▸ **What this task involves**
Here are some records; copy every line that holds the word "vagy".

▸ **Data records**
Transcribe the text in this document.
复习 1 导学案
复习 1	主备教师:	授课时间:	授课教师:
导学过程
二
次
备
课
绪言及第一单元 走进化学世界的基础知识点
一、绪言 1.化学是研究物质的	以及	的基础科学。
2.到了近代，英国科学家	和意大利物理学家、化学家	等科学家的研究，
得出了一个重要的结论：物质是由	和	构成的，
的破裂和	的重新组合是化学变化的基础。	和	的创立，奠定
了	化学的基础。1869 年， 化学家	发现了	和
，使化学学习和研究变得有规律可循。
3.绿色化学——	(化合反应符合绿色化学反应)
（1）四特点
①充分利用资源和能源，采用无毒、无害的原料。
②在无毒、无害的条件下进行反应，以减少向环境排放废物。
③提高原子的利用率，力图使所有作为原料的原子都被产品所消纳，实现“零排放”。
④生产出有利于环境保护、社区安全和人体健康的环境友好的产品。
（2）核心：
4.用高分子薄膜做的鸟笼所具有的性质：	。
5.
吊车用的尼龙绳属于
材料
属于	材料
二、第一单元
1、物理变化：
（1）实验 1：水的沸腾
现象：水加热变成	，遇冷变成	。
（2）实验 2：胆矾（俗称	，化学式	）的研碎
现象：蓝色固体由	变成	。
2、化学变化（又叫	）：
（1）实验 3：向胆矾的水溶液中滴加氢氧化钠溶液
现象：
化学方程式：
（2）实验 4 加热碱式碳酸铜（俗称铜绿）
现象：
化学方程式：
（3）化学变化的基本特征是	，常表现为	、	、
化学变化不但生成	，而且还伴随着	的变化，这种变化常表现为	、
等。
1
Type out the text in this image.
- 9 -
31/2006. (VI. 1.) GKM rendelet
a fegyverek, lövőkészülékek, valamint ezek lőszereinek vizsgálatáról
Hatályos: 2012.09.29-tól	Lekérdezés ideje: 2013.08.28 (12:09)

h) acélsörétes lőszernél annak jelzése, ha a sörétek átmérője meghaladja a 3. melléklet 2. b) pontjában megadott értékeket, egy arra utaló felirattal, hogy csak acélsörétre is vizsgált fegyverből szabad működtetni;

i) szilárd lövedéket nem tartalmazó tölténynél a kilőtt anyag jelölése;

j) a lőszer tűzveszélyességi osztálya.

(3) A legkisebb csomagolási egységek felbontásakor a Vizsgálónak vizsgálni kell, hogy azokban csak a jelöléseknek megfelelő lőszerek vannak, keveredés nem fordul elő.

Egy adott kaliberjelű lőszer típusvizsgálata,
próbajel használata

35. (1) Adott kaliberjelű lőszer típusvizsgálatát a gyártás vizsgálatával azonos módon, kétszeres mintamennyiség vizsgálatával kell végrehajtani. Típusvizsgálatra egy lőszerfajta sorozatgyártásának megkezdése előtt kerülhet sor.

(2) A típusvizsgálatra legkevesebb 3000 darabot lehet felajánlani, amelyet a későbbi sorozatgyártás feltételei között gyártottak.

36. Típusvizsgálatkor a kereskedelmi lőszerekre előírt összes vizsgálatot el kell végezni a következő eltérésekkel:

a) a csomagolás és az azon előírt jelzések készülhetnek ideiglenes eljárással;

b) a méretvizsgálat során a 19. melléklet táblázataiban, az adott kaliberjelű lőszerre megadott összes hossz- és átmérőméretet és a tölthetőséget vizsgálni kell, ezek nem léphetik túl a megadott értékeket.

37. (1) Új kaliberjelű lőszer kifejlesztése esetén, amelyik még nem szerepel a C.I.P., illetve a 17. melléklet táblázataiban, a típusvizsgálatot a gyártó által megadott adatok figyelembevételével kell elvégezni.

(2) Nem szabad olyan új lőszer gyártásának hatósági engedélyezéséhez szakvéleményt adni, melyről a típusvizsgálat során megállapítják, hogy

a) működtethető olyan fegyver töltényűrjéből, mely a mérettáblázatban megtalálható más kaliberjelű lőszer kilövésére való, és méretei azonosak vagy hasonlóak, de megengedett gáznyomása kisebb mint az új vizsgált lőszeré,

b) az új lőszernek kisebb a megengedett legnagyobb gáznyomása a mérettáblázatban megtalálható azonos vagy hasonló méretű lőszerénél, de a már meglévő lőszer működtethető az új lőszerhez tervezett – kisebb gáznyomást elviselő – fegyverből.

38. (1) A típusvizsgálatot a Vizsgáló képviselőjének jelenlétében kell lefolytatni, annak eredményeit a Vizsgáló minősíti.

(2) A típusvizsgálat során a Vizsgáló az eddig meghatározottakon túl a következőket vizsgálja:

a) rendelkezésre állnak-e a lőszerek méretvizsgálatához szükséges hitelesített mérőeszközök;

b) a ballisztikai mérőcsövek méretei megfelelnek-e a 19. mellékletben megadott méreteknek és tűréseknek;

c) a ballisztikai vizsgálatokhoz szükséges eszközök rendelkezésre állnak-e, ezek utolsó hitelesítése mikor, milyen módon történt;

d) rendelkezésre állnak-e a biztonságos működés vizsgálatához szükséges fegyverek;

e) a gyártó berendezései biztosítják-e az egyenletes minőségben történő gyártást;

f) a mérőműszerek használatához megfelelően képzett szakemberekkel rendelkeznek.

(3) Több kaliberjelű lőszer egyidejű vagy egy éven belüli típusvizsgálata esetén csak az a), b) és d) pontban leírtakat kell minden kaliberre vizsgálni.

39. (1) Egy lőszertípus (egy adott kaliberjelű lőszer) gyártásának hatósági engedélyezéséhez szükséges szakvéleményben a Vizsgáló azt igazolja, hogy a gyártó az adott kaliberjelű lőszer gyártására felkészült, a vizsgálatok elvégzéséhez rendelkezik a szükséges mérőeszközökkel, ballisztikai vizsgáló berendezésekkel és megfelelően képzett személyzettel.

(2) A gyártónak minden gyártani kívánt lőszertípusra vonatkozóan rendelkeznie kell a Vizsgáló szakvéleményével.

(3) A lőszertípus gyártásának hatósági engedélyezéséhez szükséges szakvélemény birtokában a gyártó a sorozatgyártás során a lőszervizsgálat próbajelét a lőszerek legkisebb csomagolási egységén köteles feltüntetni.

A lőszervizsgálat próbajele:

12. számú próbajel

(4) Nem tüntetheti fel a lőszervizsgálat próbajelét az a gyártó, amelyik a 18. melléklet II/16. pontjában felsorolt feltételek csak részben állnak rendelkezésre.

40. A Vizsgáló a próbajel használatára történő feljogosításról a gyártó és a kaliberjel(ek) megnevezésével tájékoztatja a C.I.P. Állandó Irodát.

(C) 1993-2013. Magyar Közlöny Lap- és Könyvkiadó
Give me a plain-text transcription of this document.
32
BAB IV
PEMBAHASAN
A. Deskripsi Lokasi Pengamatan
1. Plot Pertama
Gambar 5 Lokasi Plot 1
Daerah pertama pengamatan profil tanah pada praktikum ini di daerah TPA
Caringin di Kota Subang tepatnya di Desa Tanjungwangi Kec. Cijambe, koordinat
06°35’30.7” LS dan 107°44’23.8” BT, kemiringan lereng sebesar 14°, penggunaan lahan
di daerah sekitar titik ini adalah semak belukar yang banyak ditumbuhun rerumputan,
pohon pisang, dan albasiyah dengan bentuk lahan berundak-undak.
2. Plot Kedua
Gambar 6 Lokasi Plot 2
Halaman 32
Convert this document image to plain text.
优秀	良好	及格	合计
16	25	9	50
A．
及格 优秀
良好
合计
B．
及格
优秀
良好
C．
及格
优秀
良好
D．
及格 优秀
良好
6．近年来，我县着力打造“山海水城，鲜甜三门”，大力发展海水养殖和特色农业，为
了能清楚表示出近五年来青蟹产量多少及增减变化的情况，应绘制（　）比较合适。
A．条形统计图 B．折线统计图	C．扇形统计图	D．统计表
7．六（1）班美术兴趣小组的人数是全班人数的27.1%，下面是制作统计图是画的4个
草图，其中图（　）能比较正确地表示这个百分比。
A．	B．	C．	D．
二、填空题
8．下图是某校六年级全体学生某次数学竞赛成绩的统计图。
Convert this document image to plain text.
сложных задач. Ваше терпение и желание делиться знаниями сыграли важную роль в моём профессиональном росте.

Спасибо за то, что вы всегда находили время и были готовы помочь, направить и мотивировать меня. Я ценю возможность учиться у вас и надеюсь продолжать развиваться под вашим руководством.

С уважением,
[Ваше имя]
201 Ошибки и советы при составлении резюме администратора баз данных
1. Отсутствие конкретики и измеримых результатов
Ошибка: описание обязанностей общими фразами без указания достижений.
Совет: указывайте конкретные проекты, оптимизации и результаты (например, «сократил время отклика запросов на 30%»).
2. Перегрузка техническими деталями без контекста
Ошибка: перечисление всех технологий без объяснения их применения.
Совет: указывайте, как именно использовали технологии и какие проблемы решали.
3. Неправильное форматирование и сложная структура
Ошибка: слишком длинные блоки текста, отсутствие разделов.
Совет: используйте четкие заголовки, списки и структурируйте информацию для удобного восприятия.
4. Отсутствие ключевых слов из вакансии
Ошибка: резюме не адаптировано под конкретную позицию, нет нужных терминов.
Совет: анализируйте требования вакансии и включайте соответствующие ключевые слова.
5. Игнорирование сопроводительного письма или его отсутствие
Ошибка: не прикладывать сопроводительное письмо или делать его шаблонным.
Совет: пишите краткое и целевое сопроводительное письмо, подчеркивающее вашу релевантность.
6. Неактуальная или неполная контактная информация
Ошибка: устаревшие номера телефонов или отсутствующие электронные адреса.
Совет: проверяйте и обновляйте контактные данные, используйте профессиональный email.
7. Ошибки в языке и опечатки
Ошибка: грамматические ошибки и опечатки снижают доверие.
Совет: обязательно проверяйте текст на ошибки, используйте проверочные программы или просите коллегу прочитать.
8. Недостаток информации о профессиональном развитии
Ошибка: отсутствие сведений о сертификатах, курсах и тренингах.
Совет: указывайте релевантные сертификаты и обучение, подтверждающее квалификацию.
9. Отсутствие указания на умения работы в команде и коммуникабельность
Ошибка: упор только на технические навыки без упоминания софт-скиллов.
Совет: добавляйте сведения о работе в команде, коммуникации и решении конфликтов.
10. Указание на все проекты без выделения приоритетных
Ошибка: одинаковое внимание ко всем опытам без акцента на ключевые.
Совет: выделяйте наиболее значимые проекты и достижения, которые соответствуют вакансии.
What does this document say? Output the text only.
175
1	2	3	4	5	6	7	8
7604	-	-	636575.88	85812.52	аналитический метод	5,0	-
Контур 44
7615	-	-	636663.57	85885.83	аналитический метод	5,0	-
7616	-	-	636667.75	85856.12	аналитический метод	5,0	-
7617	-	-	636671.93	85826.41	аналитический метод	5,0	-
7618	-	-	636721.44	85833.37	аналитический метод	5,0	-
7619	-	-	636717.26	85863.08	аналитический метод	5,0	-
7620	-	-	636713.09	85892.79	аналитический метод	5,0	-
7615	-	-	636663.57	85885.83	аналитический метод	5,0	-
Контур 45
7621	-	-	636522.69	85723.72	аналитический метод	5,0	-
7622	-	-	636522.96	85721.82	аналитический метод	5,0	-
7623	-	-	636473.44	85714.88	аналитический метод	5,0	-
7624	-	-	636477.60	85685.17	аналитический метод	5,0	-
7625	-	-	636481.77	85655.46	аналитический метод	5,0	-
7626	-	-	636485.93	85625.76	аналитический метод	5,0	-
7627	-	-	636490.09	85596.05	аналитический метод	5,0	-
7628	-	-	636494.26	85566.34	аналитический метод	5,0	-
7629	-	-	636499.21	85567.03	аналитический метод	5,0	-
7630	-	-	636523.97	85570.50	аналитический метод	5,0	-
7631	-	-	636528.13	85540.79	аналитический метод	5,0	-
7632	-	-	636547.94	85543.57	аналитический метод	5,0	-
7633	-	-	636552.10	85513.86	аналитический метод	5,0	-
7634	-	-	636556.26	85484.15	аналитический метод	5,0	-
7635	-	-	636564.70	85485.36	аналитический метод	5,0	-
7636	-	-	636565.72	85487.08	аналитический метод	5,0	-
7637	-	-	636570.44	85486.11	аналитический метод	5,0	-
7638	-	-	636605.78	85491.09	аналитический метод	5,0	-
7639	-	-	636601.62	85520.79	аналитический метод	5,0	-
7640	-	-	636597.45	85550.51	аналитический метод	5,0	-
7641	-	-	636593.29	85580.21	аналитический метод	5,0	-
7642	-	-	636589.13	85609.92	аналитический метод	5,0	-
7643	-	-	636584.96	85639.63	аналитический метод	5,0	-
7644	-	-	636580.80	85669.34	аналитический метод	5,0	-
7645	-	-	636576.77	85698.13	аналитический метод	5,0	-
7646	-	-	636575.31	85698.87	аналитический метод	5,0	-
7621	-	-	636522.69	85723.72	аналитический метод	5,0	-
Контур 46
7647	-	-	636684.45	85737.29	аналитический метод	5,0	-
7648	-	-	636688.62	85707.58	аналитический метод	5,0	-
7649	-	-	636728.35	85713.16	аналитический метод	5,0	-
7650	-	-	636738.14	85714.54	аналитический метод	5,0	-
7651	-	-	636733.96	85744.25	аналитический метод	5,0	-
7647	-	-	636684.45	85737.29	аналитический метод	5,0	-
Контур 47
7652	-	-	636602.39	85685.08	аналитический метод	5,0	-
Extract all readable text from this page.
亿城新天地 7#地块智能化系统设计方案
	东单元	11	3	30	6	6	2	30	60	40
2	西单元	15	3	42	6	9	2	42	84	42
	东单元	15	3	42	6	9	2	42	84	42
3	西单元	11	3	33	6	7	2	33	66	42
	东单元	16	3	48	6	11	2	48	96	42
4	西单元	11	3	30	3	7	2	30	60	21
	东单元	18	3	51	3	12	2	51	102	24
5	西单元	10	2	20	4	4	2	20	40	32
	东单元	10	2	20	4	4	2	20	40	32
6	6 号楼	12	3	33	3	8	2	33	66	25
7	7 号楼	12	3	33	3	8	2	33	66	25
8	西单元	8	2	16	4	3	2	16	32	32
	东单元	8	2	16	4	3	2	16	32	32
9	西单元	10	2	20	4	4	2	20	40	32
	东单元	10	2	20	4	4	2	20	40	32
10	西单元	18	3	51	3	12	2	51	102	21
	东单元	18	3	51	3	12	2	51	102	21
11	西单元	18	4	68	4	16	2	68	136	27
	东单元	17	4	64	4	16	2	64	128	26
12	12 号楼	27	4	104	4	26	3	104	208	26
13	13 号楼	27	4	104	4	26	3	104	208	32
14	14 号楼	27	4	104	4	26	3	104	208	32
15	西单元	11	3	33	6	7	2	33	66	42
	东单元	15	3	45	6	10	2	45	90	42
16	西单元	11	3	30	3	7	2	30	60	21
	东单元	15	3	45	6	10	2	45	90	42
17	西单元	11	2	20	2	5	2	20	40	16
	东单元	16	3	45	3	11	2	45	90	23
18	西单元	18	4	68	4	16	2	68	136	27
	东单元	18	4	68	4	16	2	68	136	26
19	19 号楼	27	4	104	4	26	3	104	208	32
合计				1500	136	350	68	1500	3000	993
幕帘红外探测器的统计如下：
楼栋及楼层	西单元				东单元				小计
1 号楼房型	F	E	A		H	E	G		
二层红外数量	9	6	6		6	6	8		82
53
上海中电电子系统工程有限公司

▸ **Full solution**
a) működtethető olyan fegyver töltényűrjéből, mely a mérettáblázatban megtalálható más kaliberjelű lőszer kilövésére való, és méretei azonosak vagy hasonlóak, de megengedett gáznyomása kisebb mint az új vizsgált lőszeré,
b) az új lőszernek kisebb a megengedett legnagyobb gáznyomása a mérettáblázatban megtalálható azonos vagy hasonló méretű lőszerénél, de a már meglévő lőszer működtethető az új lőszerhez tervezett – kisebb gáznyomást elviselő – fegyverből.
(3) Több kaliberjelű lőszer egyidejű vagy egy éven belüli típusvizsgálata esetén csak az a), b) és d) pontban leírtakat kell minden kaliberre vizsgálni.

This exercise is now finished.